Look through the material below. Copy each line that contains the string "tonumber".

---------- SUPPLIED RECORDS

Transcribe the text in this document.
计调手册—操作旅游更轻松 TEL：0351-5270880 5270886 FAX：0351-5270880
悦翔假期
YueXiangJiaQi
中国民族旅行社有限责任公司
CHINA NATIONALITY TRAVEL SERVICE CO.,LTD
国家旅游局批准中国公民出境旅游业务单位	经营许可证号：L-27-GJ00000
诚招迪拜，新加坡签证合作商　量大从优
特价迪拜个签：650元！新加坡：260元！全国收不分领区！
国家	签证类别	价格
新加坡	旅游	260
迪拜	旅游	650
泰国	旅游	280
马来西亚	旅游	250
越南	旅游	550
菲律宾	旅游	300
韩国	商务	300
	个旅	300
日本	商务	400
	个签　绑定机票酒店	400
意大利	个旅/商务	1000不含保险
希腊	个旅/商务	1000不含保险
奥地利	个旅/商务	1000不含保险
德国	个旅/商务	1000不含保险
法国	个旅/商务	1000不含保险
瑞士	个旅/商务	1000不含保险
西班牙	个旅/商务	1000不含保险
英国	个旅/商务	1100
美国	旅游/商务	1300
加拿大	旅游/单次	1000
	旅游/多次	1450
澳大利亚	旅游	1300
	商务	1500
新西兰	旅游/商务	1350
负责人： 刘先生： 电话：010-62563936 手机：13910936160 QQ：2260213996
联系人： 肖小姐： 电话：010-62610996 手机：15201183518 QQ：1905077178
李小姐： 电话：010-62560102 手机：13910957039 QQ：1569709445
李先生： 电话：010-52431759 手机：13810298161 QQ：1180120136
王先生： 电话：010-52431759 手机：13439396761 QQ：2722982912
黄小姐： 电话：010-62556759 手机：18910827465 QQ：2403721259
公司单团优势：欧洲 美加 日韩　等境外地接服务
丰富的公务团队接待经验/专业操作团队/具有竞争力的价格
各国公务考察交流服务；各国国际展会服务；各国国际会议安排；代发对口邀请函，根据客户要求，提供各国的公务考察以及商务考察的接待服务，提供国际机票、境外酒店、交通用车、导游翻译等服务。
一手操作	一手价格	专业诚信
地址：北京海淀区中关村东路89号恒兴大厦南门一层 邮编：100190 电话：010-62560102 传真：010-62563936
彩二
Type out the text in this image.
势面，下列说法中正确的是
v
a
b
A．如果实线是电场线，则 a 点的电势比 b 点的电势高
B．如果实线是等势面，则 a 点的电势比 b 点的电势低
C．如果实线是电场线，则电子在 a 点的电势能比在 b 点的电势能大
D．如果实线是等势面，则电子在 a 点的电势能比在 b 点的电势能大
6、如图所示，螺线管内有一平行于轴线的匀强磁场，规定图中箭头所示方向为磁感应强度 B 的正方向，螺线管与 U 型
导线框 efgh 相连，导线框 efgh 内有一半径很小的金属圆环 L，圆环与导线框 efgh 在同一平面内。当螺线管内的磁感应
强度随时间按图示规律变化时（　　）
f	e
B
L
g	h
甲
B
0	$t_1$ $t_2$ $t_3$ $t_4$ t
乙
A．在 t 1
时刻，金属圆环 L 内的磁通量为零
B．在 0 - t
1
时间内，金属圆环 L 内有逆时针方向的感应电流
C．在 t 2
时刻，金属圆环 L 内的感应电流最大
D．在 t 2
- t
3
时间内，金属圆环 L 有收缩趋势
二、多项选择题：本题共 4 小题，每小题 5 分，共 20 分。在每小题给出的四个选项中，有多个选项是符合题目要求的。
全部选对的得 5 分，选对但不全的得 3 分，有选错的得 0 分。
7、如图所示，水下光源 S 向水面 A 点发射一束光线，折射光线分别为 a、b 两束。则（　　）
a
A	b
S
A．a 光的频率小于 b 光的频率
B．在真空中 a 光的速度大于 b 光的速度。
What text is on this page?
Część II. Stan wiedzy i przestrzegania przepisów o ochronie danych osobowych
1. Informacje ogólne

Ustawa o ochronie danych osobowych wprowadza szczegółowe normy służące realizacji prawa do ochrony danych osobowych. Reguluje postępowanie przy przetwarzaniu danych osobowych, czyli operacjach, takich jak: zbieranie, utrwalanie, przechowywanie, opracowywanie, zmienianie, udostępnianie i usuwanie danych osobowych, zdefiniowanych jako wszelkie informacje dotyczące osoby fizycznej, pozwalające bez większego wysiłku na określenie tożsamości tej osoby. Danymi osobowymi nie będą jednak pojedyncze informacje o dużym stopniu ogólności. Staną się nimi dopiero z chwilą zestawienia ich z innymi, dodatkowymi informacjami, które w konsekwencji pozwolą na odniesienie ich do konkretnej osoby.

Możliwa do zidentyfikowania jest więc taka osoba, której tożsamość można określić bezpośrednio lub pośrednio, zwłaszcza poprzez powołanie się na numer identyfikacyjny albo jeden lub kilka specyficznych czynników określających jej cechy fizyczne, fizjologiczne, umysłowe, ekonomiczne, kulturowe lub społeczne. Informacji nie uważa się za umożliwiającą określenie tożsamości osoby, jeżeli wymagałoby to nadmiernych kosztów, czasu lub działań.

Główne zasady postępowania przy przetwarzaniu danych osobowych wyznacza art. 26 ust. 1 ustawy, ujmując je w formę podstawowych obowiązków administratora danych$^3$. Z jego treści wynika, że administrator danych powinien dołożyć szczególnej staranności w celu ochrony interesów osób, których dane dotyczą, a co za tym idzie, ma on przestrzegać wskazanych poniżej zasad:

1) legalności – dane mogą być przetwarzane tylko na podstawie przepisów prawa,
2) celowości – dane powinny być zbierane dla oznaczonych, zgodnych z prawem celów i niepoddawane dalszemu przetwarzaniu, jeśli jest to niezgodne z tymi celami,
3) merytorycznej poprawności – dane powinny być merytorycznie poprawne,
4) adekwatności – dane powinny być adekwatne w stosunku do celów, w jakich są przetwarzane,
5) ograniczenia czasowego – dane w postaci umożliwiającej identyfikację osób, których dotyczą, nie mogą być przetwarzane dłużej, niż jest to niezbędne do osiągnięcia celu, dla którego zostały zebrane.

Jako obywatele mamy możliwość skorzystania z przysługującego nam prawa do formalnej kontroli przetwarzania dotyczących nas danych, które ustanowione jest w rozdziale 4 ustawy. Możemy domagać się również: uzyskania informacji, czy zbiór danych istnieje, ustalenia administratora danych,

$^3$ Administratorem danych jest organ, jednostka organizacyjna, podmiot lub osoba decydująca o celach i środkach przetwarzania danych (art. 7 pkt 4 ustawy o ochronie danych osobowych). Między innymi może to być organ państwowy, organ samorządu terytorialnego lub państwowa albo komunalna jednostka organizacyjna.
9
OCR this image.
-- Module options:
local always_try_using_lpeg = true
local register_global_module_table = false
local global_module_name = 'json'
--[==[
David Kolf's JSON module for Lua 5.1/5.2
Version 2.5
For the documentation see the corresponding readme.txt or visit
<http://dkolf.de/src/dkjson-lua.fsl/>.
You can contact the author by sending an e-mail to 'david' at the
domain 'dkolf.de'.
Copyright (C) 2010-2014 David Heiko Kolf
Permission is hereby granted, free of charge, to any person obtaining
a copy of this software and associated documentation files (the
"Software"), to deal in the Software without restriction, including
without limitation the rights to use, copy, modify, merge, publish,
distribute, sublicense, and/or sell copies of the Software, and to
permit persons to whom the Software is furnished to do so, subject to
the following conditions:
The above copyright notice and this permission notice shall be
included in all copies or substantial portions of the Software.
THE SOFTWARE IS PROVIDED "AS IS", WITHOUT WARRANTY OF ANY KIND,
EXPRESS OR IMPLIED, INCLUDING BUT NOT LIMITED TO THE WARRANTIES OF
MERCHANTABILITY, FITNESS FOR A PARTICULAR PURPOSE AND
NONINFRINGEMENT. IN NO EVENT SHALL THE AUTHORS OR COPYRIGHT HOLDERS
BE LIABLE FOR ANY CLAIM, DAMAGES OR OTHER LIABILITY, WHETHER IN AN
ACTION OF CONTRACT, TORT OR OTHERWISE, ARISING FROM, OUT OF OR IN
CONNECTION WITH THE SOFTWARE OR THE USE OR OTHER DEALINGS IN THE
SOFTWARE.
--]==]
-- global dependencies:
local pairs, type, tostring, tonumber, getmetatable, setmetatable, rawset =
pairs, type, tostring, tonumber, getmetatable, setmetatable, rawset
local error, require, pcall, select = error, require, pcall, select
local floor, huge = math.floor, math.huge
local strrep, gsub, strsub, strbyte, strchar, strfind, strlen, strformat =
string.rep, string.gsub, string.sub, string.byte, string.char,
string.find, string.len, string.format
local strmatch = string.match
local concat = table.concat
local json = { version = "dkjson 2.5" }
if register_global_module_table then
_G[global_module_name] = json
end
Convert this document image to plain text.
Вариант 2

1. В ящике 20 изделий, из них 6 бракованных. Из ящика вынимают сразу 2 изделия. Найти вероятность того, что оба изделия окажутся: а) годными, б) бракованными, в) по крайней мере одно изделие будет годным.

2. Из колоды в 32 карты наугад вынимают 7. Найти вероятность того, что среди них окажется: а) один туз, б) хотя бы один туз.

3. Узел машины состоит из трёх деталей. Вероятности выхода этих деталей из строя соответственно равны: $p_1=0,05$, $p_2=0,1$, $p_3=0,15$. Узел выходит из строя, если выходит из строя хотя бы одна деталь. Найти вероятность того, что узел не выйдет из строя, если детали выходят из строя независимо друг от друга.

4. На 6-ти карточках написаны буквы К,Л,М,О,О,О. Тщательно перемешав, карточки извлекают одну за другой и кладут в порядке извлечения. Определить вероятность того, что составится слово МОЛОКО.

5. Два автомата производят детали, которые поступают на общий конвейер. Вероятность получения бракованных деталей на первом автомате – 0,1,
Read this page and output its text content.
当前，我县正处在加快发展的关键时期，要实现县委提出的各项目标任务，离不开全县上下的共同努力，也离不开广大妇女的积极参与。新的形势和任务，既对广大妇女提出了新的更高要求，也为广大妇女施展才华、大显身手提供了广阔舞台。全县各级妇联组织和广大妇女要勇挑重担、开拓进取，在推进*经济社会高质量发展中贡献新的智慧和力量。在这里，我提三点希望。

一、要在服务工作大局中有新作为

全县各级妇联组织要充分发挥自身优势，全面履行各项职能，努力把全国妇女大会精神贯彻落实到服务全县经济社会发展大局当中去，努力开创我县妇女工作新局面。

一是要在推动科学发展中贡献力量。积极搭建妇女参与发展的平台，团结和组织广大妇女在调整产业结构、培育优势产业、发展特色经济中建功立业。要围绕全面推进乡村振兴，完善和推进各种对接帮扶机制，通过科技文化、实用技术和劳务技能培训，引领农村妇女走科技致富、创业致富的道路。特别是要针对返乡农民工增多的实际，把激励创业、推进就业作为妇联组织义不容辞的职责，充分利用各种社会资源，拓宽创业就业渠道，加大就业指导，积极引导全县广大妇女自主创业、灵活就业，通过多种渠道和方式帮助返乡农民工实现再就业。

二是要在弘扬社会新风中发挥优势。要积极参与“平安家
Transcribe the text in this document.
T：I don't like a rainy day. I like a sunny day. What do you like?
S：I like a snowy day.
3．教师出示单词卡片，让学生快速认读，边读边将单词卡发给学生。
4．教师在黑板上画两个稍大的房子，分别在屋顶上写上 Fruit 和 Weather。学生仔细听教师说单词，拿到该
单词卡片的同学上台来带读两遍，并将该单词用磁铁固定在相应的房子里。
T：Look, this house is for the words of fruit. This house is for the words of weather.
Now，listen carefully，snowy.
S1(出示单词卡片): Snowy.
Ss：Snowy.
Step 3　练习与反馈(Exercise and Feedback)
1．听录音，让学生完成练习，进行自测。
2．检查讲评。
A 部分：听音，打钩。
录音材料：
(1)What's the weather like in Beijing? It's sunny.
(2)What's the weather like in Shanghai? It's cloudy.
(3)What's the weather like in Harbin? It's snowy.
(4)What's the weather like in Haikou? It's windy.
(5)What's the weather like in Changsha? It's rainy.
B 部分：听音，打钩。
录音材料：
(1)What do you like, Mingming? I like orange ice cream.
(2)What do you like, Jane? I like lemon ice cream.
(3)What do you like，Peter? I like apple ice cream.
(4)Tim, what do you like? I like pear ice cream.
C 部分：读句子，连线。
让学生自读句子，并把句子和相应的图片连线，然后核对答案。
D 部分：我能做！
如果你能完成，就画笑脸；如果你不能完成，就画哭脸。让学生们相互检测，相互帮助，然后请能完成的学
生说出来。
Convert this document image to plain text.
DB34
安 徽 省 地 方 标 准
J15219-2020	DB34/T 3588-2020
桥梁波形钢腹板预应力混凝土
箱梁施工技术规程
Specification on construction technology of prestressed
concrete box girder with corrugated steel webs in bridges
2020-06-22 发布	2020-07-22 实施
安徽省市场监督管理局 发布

--------------------

-- RESULT FOR THIS EXERCISE --
local pairs, type, tostring, tonumber, getmetatable, setmetatable, rawset =
pairs, type, tostring, tonumber, getmetatable, setmetatable, rawset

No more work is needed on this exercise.